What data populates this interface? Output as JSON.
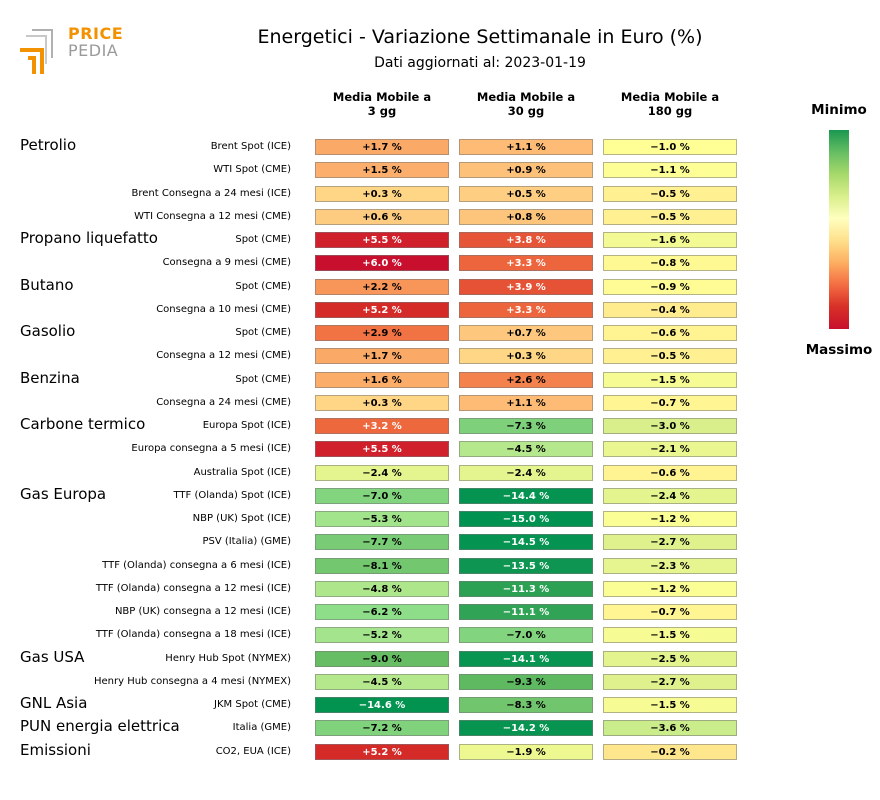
{
  "logo": {
    "top_text": "PRICE",
    "bottom_text": "PEDIA",
    "colors": {
      "orange": "#f39200",
      "gray": "#9a9a9a"
    }
  },
  "chart_data": {
    "type": "heatmap",
    "title": "Energetici - Variazione Settimanale in Euro (%)",
    "subtitle": "Dati aggiornati al: 2023-01-19",
    "columns": [
      {
        "line1": "Media Mobile a",
        "line2": "3 gg"
      },
      {
        "line1": "Media Mobile a",
        "line2": "30 gg"
      },
      {
        "line1": "Media Mobile a",
        "line2": "180 gg"
      }
    ],
    "color_scale": {
      "low_label": "Minimo",
      "high_label": "Massimo",
      "vmin": -15,
      "vmax": 6,
      "colors": [
        "#1a9850",
        "#ffffbf",
        "#c8102e"
      ]
    },
    "groups": [
      {
        "name": "Petrolio",
        "rows": [
          {
            "label": "Brent Spot (ICE)",
            "values": [
              1.7,
              1.1,
              -1.0
            ]
          },
          {
            "label": "WTI Spot (CME)",
            "values": [
              1.5,
              0.9,
              -1.1
            ]
          },
          {
            "label": "Brent Consegna a 24 mesi (ICE)",
            "values": [
              0.3,
              0.5,
              -0.5
            ]
          },
          {
            "label": "WTI Consegna a 12 mesi (CME)",
            "values": [
              0.6,
              0.8,
              -0.5
            ]
          }
        ]
      },
      {
        "name": "Propano liquefatto",
        "rows": [
          {
            "label": "Spot (CME)",
            "values": [
              5.5,
              3.8,
              -1.6
            ]
          },
          {
            "label": "Consegna a 9 mesi (CME)",
            "values": [
              6.0,
              3.3,
              -0.8
            ]
          }
        ]
      },
      {
        "name": "Butano",
        "rows": [
          {
            "label": "Spot (CME)",
            "values": [
              2.2,
              3.9,
              -0.9
            ]
          },
          {
            "label": "Consegna a 10 mesi (CME)",
            "values": [
              5.2,
              3.3,
              -0.4
            ]
          }
        ]
      },
      {
        "name": "Gasolio",
        "rows": [
          {
            "label": "Spot (CME)",
            "values": [
              2.9,
              0.7,
              -0.6
            ]
          },
          {
            "label": "Consegna a 12 mesi (CME)",
            "values": [
              1.7,
              0.3,
              -0.5
            ]
          }
        ]
      },
      {
        "name": "Benzina",
        "rows": [
          {
            "label": "Spot (CME)",
            "values": [
              1.6,
              2.6,
              -1.5
            ]
          },
          {
            "label": "Consegna a 24 mesi (CME)",
            "values": [
              0.3,
              1.1,
              -0.7
            ]
          }
        ]
      },
      {
        "name": "Carbone termico",
        "rows": [
          {
            "label": "Europa Spot (ICE)",
            "values": [
              3.2,
              -7.3,
              -3.0
            ]
          },
          {
            "label": "Europa consegna a 5 mesi (ICE)",
            "values": [
              5.5,
              -4.5,
              -2.1
            ]
          },
          {
            "label": "Australia Spot (ICE)",
            "values": [
              -2.4,
              -2.4,
              -0.6
            ]
          }
        ]
      },
      {
        "name": "Gas Europa",
        "rows": [
          {
            "label": "TTF (Olanda) Spot (ICE)",
            "values": [
              -7.0,
              -14.4,
              -2.4
            ]
          },
          {
            "label": "NBP (UK) Spot (ICE)",
            "values": [
              -5.3,
              -15.0,
              -1.2
            ]
          },
          {
            "label": "PSV (Italia) (GME)",
            "values": [
              -7.7,
              -14.5,
              -2.7
            ]
          },
          {
            "label": "TTF (Olanda) consegna a 6 mesi (ICE)",
            "values": [
              -8.1,
              -13.5,
              -2.3
            ]
          },
          {
            "label": "TTF (Olanda) consegna a 12 mesi (ICE)",
            "values": [
              -4.8,
              -11.3,
              -1.2
            ]
          },
          {
            "label": "NBP (UK) consegna a 12 mesi (ICE)",
            "values": [
              -6.2,
              -11.1,
              -0.7
            ]
          },
          {
            "label": "TTF (Olanda) consegna a 18 mesi (ICE)",
            "values": [
              -5.2,
              -7.0,
              -1.5
            ]
          }
        ]
      },
      {
        "name": "Gas USA",
        "rows": [
          {
            "label": "Henry Hub Spot (NYMEX)",
            "values": [
              -9.0,
              -14.1,
              -2.5
            ]
          },
          {
            "label": "Henry Hub consegna a 4 mesi (NYMEX)",
            "values": [
              -4.5,
              -9.3,
              -2.7
            ]
          }
        ]
      },
      {
        "name": "GNL Asia",
        "rows": [
          {
            "label": "JKM Spot (CME)",
            "values": [
              -14.6,
              -8.3,
              -1.5
            ]
          }
        ]
      },
      {
        "name": "PUN energia elettrica",
        "rows": [
          {
            "label": "Italia (GME)",
            "values": [
              -7.2,
              -14.2,
              -3.6
            ]
          }
        ]
      },
      {
        "name": "Emissioni",
        "rows": [
          {
            "label": "CO2, EUA (ICE)",
            "values": [
              5.2,
              -1.9,
              -0.2
            ]
          }
        ]
      }
    ]
  }
}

=== TASK ===
Extract from the data every line where "Olanda" shows up.

=== SOLUTION FOR THIS TASK ===
            "label": "TTF (Olanda) Spot (ICE)",
            "label": "TTF (Olanda) consegna a 6 mesi (ICE)",
            "label": "TTF (Olanda) consegna a 12 mesi (ICE)",
            "label": "TTF (Olanda) consegna a 18 mesi (ICE)",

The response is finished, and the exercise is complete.